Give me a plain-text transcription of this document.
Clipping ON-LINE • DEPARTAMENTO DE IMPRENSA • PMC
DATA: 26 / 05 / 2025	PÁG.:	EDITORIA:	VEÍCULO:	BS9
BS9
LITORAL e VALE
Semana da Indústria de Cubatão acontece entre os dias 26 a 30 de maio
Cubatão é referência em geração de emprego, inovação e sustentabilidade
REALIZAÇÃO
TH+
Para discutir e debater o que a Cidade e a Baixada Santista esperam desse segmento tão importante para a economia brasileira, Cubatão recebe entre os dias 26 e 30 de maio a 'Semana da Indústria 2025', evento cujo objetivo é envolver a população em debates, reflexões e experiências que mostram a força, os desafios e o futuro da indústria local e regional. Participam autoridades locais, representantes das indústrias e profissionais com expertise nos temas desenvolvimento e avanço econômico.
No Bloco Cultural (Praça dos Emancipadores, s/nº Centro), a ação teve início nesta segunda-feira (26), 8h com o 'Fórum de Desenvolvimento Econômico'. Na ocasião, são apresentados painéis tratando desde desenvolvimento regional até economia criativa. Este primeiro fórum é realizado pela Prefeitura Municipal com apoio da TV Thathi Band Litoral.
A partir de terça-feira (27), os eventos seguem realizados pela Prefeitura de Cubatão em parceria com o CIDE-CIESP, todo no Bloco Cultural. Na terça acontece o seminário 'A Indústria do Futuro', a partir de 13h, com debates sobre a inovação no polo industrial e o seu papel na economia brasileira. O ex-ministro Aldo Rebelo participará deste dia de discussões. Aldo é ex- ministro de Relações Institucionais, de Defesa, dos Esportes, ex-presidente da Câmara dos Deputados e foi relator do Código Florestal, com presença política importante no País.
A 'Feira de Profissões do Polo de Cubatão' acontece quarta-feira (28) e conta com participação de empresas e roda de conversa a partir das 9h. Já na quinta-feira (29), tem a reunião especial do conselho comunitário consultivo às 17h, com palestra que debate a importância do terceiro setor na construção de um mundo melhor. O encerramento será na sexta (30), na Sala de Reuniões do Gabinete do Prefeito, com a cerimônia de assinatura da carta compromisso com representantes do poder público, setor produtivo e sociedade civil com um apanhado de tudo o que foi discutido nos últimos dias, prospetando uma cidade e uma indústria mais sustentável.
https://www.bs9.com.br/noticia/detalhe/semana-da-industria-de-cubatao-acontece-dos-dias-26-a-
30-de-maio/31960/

• _What is being asked_
Only lines that contain the word "desenvolvimento" are wanted; copy each of them.

• _Right answer_
Para discutir e debater o que a Cidade e a Baixada Santista esperam desse segmento tão importante para a economia brasileira, Cubatão recebe entre os dias 26 e 30 de maio a 'Semana da Indústria 2025', evento cujo objetivo é envolver a população em debates, reflexões e experiências que mostram a força, os desafios e o futuro da indústria local e regional. Participam autoridades locais, representantes das indústrias e profissionais com expertise nos temas desenvolvimento e avanço econômico.
No Bloco Cultural (Praça dos Emancipadores, s/nº Centro), a ação teve início nesta segunda-feira (26), 8h com o 'Fórum de Desenvolvimento Econômico'. Na ocasião, são apresentados painéis tratando desde desenvolvimento regional até economia criativa. Este primeiro fórum é realizado pela Prefeitura Municipal com apoio da TV Thathi Band Litoral.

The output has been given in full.